Requirements ▸ Can you restate the records below word for word?

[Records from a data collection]
· · · · ·
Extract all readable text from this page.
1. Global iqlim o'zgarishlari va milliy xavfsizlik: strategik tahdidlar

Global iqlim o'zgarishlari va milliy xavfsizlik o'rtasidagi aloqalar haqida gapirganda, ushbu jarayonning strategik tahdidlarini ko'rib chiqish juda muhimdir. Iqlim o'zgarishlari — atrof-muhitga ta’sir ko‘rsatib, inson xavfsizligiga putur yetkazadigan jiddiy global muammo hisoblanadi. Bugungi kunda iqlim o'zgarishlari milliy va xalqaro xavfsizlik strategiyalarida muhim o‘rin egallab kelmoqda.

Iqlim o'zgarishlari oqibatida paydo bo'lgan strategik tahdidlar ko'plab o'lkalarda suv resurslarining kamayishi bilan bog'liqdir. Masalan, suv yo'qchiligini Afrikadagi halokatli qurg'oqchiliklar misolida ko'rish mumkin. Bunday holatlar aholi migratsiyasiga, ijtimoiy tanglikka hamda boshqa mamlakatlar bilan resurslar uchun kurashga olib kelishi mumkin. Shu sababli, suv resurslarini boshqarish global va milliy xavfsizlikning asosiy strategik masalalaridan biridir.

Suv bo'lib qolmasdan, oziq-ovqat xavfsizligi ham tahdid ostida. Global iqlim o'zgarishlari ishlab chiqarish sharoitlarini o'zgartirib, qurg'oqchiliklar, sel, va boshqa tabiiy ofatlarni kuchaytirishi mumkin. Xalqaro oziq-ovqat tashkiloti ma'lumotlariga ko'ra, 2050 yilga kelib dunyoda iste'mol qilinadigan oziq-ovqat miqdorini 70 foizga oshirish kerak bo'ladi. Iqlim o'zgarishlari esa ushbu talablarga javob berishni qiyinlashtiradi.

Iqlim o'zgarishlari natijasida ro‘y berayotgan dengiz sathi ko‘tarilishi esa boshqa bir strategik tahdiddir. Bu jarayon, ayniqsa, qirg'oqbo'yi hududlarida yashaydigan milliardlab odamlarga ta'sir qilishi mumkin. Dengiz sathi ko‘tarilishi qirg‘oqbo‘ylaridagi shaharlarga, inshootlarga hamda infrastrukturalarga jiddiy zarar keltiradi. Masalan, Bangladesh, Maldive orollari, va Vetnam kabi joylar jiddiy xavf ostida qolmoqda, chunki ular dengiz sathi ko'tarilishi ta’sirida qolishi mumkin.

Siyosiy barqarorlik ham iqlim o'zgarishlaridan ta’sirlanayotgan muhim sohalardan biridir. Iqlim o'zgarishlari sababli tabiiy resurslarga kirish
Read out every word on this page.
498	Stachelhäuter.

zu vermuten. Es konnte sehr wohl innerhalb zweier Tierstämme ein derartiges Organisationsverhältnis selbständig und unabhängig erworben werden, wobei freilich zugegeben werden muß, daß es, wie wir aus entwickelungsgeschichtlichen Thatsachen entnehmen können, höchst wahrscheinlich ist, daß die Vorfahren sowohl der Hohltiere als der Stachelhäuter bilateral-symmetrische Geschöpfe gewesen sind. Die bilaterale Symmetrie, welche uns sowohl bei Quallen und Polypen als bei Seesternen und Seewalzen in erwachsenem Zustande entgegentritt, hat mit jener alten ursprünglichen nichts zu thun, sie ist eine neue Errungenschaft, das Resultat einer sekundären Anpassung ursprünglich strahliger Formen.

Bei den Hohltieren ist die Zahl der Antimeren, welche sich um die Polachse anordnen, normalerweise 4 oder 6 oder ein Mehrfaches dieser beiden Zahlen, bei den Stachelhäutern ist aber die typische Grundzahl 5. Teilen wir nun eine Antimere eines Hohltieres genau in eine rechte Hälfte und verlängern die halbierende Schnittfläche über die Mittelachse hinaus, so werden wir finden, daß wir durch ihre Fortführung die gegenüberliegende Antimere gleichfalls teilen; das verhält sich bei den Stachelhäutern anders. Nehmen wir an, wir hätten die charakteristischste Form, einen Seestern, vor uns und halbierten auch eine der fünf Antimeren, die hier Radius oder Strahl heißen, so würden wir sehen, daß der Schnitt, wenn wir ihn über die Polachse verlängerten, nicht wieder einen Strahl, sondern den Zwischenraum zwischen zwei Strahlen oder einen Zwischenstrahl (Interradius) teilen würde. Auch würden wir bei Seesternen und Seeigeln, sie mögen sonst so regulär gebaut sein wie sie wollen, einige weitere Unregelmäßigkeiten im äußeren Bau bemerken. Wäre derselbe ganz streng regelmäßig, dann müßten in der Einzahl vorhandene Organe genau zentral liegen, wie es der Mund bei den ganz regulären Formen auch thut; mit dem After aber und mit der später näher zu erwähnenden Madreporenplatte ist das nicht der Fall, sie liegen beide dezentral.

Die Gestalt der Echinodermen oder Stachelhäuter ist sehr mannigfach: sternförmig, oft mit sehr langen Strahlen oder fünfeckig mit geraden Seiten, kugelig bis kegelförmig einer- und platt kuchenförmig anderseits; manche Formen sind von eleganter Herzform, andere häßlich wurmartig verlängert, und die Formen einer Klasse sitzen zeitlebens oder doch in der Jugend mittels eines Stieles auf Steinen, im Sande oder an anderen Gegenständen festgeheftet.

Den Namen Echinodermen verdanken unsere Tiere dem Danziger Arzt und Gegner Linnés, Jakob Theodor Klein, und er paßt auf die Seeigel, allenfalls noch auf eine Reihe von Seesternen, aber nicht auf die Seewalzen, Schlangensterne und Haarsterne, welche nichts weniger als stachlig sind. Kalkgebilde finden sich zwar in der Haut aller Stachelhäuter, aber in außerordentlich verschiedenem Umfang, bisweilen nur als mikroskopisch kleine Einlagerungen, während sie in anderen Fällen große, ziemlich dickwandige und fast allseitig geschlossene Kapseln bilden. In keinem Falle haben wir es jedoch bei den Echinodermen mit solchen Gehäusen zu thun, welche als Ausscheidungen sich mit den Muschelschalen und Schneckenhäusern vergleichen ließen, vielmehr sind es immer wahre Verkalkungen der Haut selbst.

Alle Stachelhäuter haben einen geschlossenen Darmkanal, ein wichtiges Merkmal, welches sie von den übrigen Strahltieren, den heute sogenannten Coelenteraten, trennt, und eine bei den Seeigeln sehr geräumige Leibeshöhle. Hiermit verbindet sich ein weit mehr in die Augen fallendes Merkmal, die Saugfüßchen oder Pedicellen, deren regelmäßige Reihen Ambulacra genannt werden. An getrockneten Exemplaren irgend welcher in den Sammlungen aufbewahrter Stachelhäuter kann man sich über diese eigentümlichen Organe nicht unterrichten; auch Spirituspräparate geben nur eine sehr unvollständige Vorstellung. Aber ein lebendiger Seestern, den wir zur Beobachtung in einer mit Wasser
· · · · ·
Solution for this exercise ▸
Extract all readable text from this page.
1. Global iqlim o'zgarishlari va milliy xavfsizlik: strategik tahdidlar

Global iqlim o'zgarishlari va milliy xavfsizlik o'rtasidagi aloqalar haqida gapirganda, ushbu jarayonning strategik tahdidlarini ko'rib chiqish juda muhimdir. Iqlim o'zgarishlari — atrof-muhitga ta’sir ko‘rsatib, inson xavfsizligiga putur yetkazadigan jiddiy global muammo hisoblanadi. Bugungi kunda iqlim o'zgarishlari milliy va xalqaro xavfsizlik strategiyalarida muhim o‘rin egallab kelmoqda.

Iqlim o'zgarishlari oqibatida paydo bo'lgan strategik tahdidlar ko'plab o'lkalarda suv resurslarining kamayishi bilan bog'liqdir. Masalan, suv yo'qchiligini Afrikadagi halokatli qurg'oqchiliklar misolida ko'rish mumkin. Bunday holatlar aholi migratsiyasiga, ijtimoiy tanglikka hamda boshqa mamlakatlar bilan resurslar uchun kurashga olib kelishi mumkin. Shu sababli, suv resurslarini boshqarish global va milliy xavfsizlikning asosiy strategik masalalaridan biridir.

Suv bo'lib qolmasdan, oziq-ovqat xavfsizligi ham tahdid ostida. Global iqlim o'zgarishlari ishlab chiqarish sharoitlarini o'zgartirib, qurg'oqchiliklar, sel, va boshqa tabiiy ofatlarni kuchaytirishi mumkin. Xalqaro oziq-ovqat tashkiloti ma'lumotlariga ko'ra, 2050 yilga kelib dunyoda iste'mol qilinadigan oziq-ovqat miqdorini 70 foizga oshirish kerak bo'ladi. Iqlim o'zgarishlari esa ushbu talablarga javob berishni qiyinlashtiradi.

Iqlim o'zgarishlari natijasida ro‘y berayotgan dengiz sathi ko‘tarilishi esa boshqa bir strategik tahdiddir. Bu jarayon, ayniqsa, qirg'oqbo'yi hududlarida yashaydigan milliardlab odamlarga ta'sir qilishi mumkin. Dengiz sathi ko‘tarilishi qirg‘oqbo‘ylaridagi shaharlarga, inshootlarga hamda infrastrukturalarga jiddiy zarar keltiradi. Masalan, Bangladesh, Maldive orollari, va Vetnam kabi joylar jiddiy xavf ostida qolmoqda, chunki ular dengiz sathi ko'tarilishi ta’sirida qolishi mumkin.

Siyosiy barqarorlik ham iqlim o'zgarishlaridan ta’sirlanayotgan muhim sohalardan biridir. Iqlim o'zgarishlari sababli tabiiy resurslarga kirish
Read out every word on this page.
498	Stachelhäuter.

zu vermuten. Es konnte sehr wohl innerhalb zweier Tierstämme ein derartiges Organisationsverhältnis selbständig und unabhängig erworben werden, wobei freilich zugegeben werden muß, daß es, wie wir aus entwickelungsgeschichtlichen Thatsachen entnehmen können, höchst wahrscheinlich ist, daß die Vorfahren sowohl der Hohltiere als der Stachelhäuter bilateral-symmetrische Geschöpfe gewesen sind. Die bilaterale Symmetrie, welche uns sowohl bei Quallen und Polypen als bei Seesternen und Seewalzen in erwachsenem Zustande entgegentritt, hat mit jener alten ursprünglichen nichts zu thun, sie ist eine neue Errungenschaft, das Resultat einer sekundären Anpassung ursprünglich strahliger Formen.

Bei den Hohltieren ist die Zahl der Antimeren, welche sich um die Polachse anordnen, normalerweise 4 oder 6 oder ein Mehrfaches dieser beiden Zahlen, bei den Stachelhäutern ist aber die typische Grundzahl 5. Teilen wir nun eine Antimere eines Hohltieres genau in eine rechte Hälfte und verlängern die halbierende Schnittfläche über die Mittelachse hinaus, so werden wir finden, daß wir durch ihre Fortführung die gegenüberliegende Antimere gleichfalls teilen; das verhält sich bei den Stachelhäutern anders. Nehmen wir an, wir hätten die charakteristischste Form, einen Seestern, vor uns und halbierten auch eine der fünf Antimeren, die hier Radius oder Strahl heißen, so würden wir sehen, daß der Schnitt, wenn wir ihn über die Polachse verlängerten, nicht wieder einen Strahl, sondern den Zwischenraum zwischen zwei Strahlen oder einen Zwischenstrahl (Interradius) teilen würde. Auch würden wir bei Seesternen und Seeigeln, sie mögen sonst so regulär gebaut sein wie sie wollen, einige weitere Unregelmäßigkeiten im äußeren Bau bemerken. Wäre derselbe ganz streng regelmäßig, dann müßten in der Einzahl vorhandene Organe genau zentral liegen, wie es der Mund bei den ganz regulären Formen auch thut; mit dem After aber und mit der später näher zu erwähnenden Madreporenplatte ist das nicht der Fall, sie liegen beide dezentral.

Die Gestalt der Echinodermen oder Stachelhäuter ist sehr mannigfach: sternförmig, oft mit sehr langen Strahlen oder fünfeckig mit geraden Seiten, kugelig bis kegelförmig einer- und platt kuchenförmig anderseits; manche Formen sind von eleganter Herzform, andere häßlich wurmartig verlängert, und die Formen einer Klasse sitzen zeitlebens oder doch in der Jugend mittels eines Stieles auf Steinen, im Sande oder an anderen Gegenständen festgeheftet.

Den Namen Echinodermen verdanken unsere Tiere dem Danziger Arzt und Gegner Linnés, Jakob Theodor Klein, und er paßt auf die Seeigel, allenfalls noch auf eine Reihe von Seesternen, aber nicht auf die Seewalzen, Schlangensterne und Haarsterne, welche nichts weniger als stachlig sind. Kalkgebilde finden sich zwar in der Haut aller Stachelhäuter, aber in außerordentlich verschiedenem Umfang, bisweilen nur als mikroskopisch kleine Einlagerungen, während sie in anderen Fällen große, ziemlich dickwandige und fast allseitig geschlossene Kapseln bilden. In keinem Falle haben wir es jedoch bei den Echinodermen mit solchen Gehäusen zu thun, welche als Ausscheidungen sich mit den Muschelschalen und Schneckenhäusern vergleichen ließen, vielmehr sind es immer wahre Verkalkungen der Haut selbst.

Alle Stachelhäuter haben einen geschlossenen Darmkanal, ein wichtiges Merkmal, welches sie von den übrigen Strahltieren, den heute sogenannten Coelenteraten, trennt, und eine bei den Seeigeln sehr geräumige Leibeshöhle. Hiermit verbindet sich ein weit mehr in die Augen fallendes Merkmal, die Saugfüßchen oder Pedicellen, deren regelmäßige Reihen Ambulacra genannt werden. An getrockneten Exemplaren irgend welcher in den Sammlungen aufbewahrter Stachelhäuter kann man sich über diese eigentümlichen Organe nicht unterrichten; auch Spirituspräparate geben nur eine sehr unvollständige Vorstellung. Aber ein lebendiger Seestern, den wir zur Beobachtung in einer mit Wasser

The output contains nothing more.